** What the task requires **
Extract and list every line that contains the word "Circuit".

** Given entries **
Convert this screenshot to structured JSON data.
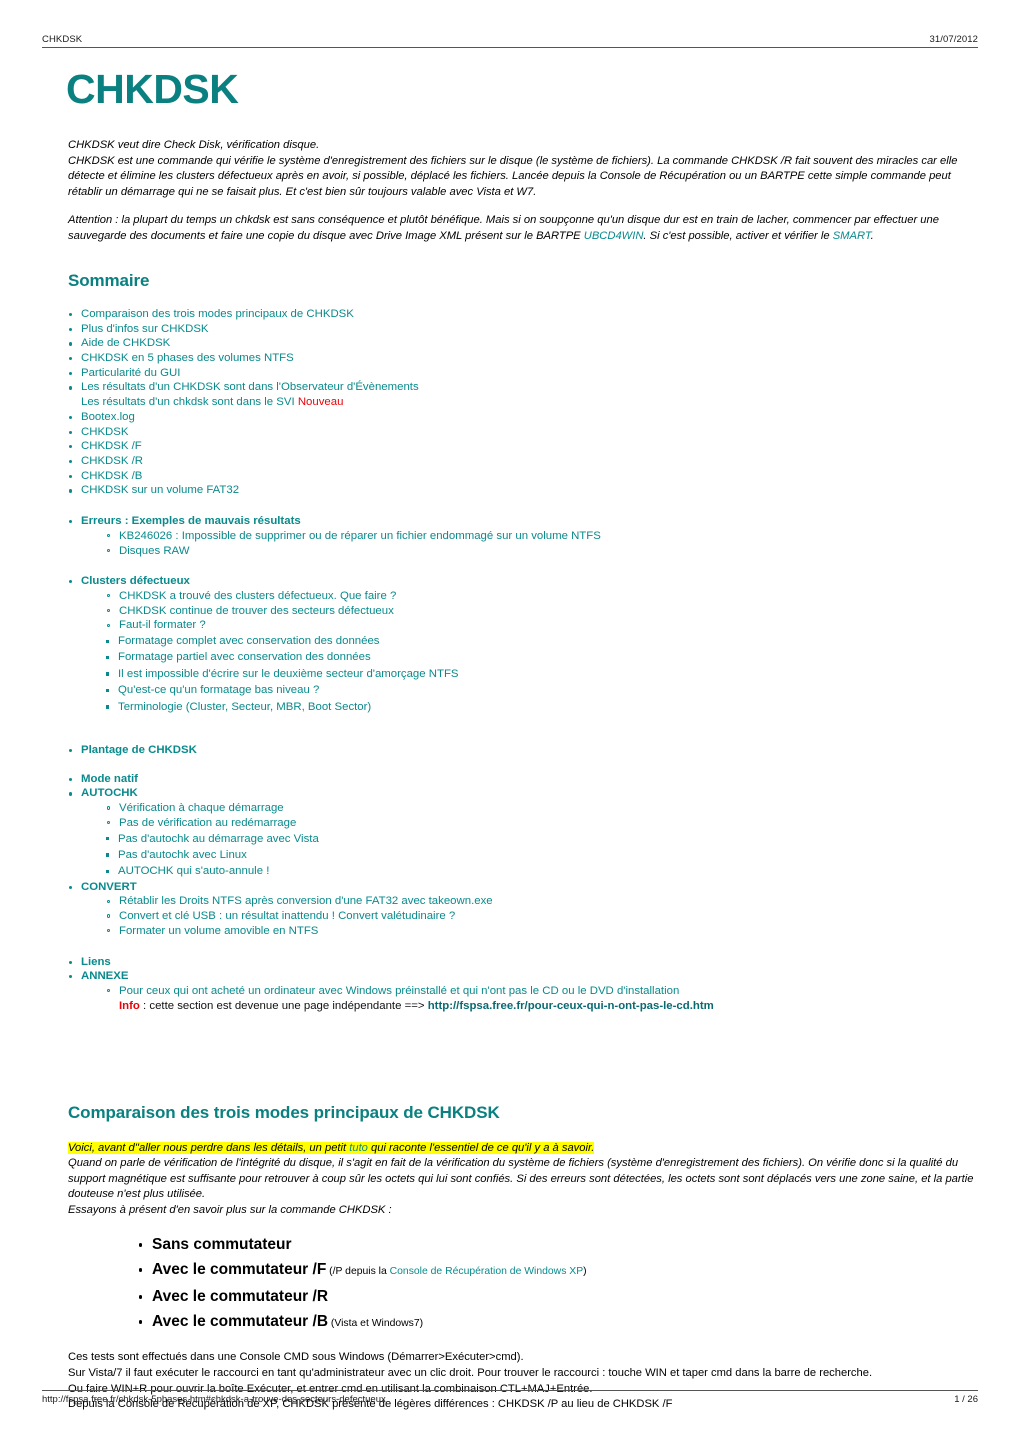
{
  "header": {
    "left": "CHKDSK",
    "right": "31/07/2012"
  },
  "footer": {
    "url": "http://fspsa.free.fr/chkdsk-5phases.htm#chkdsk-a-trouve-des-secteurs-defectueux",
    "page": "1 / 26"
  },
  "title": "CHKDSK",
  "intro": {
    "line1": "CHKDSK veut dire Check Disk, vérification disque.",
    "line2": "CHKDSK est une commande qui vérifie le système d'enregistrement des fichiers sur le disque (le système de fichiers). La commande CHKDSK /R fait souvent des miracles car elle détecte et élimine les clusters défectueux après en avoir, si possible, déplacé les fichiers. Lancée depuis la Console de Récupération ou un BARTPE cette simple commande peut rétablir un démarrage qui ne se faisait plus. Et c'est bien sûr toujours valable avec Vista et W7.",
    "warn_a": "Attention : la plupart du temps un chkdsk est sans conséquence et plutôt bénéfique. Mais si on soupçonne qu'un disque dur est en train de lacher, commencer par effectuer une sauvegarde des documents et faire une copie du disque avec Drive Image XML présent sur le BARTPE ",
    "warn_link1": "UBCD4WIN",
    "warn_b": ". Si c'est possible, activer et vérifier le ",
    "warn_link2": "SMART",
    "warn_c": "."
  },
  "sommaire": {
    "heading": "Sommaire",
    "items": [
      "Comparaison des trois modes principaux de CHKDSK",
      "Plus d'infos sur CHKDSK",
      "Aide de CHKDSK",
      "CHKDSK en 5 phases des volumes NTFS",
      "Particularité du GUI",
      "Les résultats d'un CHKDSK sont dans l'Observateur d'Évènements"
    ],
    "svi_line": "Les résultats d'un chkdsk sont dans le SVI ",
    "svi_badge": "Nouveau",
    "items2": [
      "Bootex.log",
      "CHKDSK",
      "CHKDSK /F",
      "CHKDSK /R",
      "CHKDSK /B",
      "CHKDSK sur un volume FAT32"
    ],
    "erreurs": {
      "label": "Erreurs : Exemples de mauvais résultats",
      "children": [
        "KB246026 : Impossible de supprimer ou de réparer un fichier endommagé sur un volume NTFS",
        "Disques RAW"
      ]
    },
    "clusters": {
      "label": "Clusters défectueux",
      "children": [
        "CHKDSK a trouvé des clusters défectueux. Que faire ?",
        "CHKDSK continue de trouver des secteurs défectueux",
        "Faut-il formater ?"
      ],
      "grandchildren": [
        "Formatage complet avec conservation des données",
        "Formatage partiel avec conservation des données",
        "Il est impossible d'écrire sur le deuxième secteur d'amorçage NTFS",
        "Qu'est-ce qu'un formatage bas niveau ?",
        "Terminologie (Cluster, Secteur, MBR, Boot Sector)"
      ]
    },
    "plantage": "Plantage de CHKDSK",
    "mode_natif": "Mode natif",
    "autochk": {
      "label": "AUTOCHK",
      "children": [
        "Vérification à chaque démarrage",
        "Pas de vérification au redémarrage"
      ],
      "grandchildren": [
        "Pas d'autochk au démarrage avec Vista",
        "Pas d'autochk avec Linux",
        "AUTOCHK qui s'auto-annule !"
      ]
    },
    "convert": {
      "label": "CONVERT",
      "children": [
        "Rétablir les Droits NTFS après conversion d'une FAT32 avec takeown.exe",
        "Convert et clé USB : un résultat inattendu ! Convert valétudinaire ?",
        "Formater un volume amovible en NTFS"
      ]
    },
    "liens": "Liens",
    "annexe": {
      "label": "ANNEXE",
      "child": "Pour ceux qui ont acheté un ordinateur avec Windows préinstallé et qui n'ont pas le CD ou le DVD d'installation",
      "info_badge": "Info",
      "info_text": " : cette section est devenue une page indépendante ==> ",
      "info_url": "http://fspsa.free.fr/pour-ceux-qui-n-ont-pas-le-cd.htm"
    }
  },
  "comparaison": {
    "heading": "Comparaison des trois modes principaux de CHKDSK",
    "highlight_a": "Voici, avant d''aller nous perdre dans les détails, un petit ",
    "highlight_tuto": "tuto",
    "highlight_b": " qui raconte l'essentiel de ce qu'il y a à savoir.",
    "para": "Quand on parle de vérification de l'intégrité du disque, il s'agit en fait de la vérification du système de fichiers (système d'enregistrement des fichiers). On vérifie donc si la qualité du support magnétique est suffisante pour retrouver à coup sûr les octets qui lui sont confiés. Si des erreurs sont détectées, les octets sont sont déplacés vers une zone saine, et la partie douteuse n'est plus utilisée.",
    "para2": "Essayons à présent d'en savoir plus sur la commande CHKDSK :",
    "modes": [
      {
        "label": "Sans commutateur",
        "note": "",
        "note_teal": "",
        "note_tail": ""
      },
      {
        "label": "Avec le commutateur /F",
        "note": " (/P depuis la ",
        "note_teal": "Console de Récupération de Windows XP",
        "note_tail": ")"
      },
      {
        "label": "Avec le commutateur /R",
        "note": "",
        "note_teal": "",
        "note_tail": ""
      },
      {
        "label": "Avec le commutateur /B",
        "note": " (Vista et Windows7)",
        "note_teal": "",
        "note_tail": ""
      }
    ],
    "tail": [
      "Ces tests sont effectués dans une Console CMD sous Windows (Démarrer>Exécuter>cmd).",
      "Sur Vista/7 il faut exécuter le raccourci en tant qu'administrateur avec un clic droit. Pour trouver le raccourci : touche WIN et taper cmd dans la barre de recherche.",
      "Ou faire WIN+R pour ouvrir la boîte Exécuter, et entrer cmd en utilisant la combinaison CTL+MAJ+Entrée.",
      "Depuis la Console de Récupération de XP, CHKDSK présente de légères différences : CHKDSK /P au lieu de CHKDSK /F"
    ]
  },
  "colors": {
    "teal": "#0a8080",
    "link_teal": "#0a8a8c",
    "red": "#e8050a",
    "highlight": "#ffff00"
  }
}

---

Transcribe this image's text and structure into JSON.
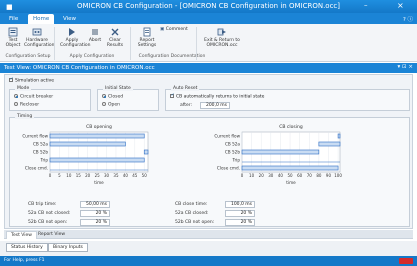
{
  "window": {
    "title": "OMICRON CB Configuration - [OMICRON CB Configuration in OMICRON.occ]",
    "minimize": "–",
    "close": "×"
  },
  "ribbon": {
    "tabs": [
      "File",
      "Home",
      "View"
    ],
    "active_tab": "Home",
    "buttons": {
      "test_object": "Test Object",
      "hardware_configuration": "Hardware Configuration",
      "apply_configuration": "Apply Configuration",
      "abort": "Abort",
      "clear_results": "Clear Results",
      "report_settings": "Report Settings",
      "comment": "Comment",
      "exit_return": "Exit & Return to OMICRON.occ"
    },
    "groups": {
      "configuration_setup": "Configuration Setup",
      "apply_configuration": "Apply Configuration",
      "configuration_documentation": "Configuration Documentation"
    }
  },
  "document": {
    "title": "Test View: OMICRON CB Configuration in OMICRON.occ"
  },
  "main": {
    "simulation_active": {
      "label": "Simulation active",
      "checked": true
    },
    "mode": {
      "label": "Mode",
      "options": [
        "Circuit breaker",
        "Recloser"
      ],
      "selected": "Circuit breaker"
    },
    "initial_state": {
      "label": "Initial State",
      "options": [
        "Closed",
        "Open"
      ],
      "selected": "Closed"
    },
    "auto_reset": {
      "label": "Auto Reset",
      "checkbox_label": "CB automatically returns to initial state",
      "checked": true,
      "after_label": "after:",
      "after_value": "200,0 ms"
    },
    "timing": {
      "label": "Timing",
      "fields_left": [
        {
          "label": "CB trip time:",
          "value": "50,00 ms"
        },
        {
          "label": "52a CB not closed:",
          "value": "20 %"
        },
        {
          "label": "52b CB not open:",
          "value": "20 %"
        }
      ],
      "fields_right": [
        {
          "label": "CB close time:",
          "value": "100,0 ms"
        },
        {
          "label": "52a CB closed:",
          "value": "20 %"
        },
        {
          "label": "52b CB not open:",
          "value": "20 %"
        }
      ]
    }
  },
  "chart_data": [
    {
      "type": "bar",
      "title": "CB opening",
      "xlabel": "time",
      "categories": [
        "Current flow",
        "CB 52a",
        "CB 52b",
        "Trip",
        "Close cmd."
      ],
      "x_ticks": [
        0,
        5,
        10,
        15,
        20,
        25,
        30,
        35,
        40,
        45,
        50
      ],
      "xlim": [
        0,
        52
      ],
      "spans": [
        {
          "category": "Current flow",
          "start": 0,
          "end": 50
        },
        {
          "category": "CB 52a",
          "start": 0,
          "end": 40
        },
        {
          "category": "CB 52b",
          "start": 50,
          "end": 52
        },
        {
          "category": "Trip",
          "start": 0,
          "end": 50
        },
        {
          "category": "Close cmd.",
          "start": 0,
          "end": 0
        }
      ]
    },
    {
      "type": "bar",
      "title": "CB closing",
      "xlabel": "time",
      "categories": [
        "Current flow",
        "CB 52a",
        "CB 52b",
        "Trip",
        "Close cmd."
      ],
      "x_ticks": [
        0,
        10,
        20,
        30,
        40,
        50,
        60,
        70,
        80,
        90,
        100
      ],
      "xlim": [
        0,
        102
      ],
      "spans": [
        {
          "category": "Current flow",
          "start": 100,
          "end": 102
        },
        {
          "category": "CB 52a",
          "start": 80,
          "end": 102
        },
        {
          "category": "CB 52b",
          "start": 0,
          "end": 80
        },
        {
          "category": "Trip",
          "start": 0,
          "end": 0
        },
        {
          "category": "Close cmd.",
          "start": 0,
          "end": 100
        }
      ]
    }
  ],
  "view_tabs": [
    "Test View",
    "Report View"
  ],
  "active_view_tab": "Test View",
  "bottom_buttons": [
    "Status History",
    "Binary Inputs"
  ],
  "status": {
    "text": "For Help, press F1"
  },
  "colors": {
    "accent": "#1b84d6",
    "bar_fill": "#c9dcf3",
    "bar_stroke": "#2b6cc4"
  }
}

...

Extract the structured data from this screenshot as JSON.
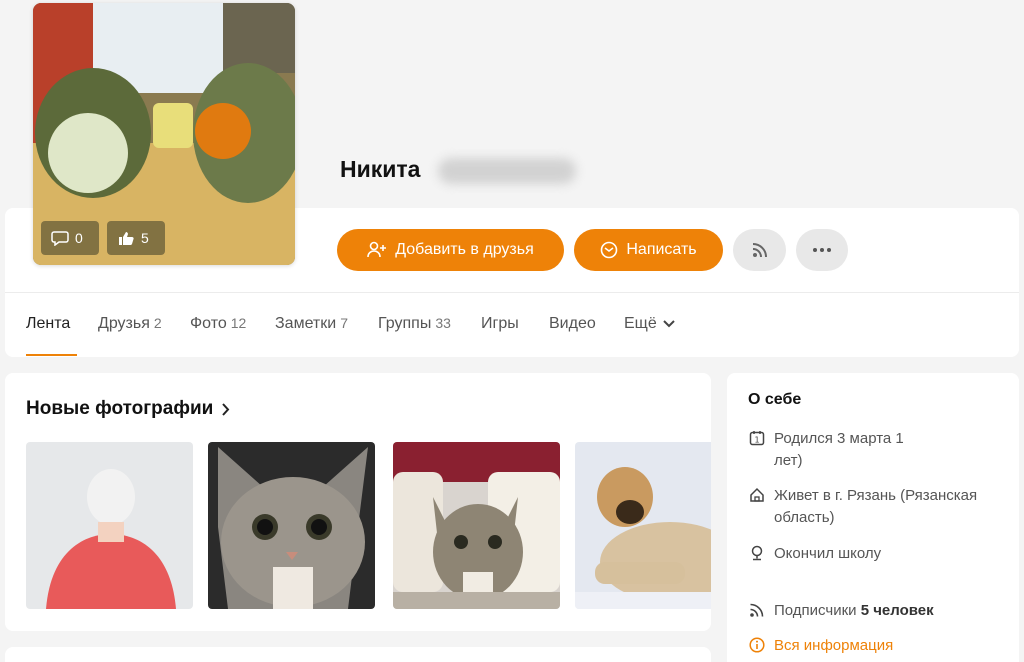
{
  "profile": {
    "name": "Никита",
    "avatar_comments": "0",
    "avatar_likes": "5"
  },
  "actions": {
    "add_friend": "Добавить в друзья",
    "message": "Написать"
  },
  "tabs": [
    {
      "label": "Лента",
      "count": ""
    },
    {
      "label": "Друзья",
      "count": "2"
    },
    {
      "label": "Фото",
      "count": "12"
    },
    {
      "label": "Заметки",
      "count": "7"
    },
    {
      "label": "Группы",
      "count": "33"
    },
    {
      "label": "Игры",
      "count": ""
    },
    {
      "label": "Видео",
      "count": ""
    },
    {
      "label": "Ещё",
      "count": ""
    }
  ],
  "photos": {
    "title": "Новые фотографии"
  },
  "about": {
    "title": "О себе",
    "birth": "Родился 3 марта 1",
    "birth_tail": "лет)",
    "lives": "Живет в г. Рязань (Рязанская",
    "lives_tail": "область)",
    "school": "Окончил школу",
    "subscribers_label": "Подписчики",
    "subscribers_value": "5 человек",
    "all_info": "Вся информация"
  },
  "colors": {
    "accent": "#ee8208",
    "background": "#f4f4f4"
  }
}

** Correct answer **
        "Circuit breaker",
      "selected": "Circuit breaker"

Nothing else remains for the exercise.